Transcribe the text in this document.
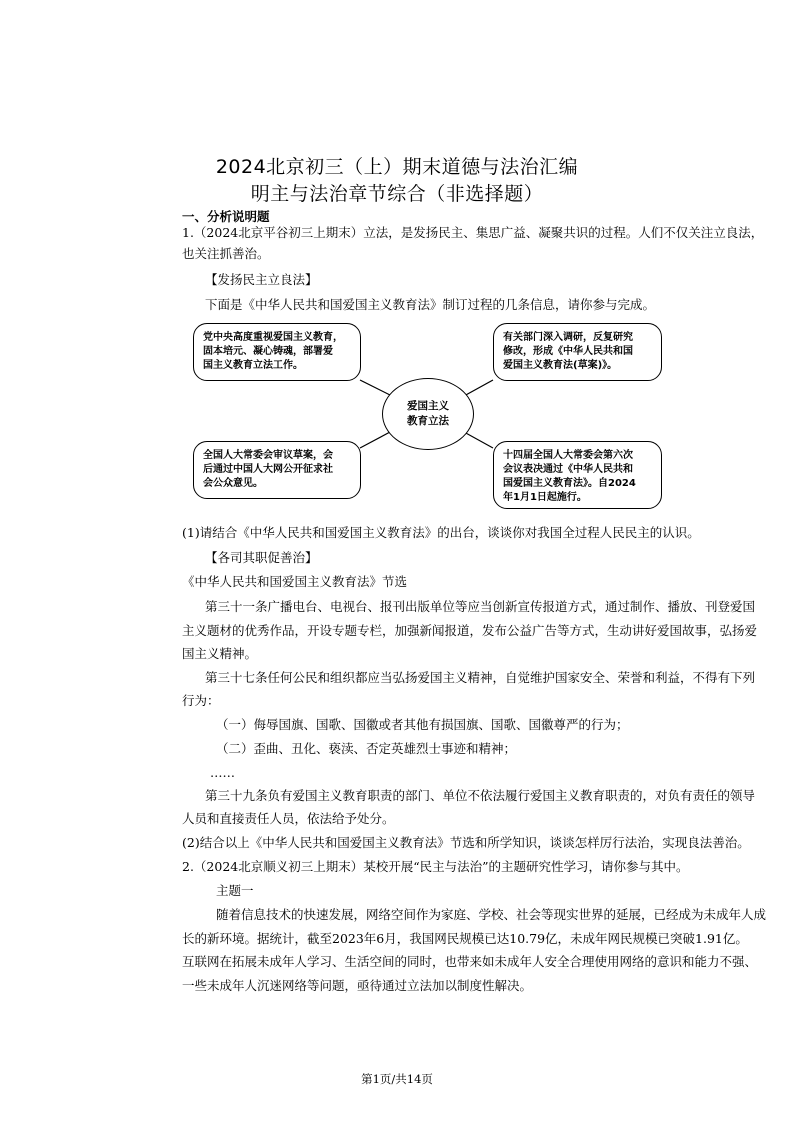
2024北京初三（上）期末道德与法治汇编
明主与法治章节综合（非选择题）
一、分析说明题
1.（2024北京平谷初三上期末）立法，是发扬民主、集思广益、凝聚共识的过程。人们不仅关注立良法，
也关注抓善治。
【发扬民主立良法】
下面是《中华人民共和国爱国主义教育法》制订过程的几条信息，请你参与完成。
党中央高度重视爱国主义教育，
固本培元、凝心铸魂，部署爱
国主义教育立法工作。
有关部门深入调研，反复研究
修改，形成《中华人民共和国
爱国主义教育法(草案)》。
爱国主义
教育立法
全国人大常委会审议草案，会
后通过中国人大网公开征求社
会公众意见。
十四届全国人大常委会第六次
会议表决通过《中华人民共和
国爱国主义教育法》。自2024
年1月1日起施行。
(1)请结合《中华人民共和国爱国主义教育法》的出台，谈谈你对我国全过程人民民主的认识。
【各司其职促善治】
《中华人民共和国爱国主义教育法》节选
第三十一条广播电台、电视台、报刊出版单位等应当创新宣传报道方式，通过制作、播放、刊登爱国
主义题材的优秀作品，开设专题专栏，加强新闻报道，发布公益广告等方式，生动讲好爱国故事，弘扬爱
国主义精神。
第三十七条任何公民和组织都应当弘扬爱国主义精神，自觉维护国家安全、荣誉和利益，不得有下列
行为：
（一）侮辱国旗、国歌、国徽或者其他有损国旗、国歌、国徽尊严的行为；
（二）歪曲、丑化、亵渎、否定英雄烈士事迹和精神；
……
第三十九条负有爱国主义教育职责的部门、单位不依法履行爱国主义教育职责的，对负有责任的领导
人员和直接责任人员，依法给予处分。
(2)结合以上《中华人民共和国爱国主义教育法》节选和所学知识，谈谈怎样厉行法治，实现良法善治。
2.（2024北京顺义初三上期末）某校开展“民主与法治”的主题研究性学习，请你参与其中。
主题一
随着信息技术的快速发展，网络空间作为家庭、学校、社会等现实世界的延展，已经成为未成年人成
长的新环境。据统计，截至2023年6月，我国网民规模已达10.79亿，未成年网民规模已突破1.91亿。
互联网在拓展未成年人学习、生活空间的同时，也带来如未成年人安全合理使用网络的意识和能力不强、
一些未成年人沉迷网络等问题，亟待通过立法加以制度性解决。
第1页/共14页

## What you should do:
Extract each line from the entries above that contains the string "中华人民共和国爱国主义教育法".

## Answer to the problem:
下面是《中华人民共和国爱国主义教育法》制订过程的几条信息，请你参与完成。
(1)请结合《中华人民共和国爱国主义教育法》的出台，谈谈你对我国全过程人民民主的认识。
《中华人民共和国爱国主义教育法》节选
(2)结合以上《中华人民共和国爱国主义教育法》节选和所学知识，谈谈怎样厉行法治，实现良法善治。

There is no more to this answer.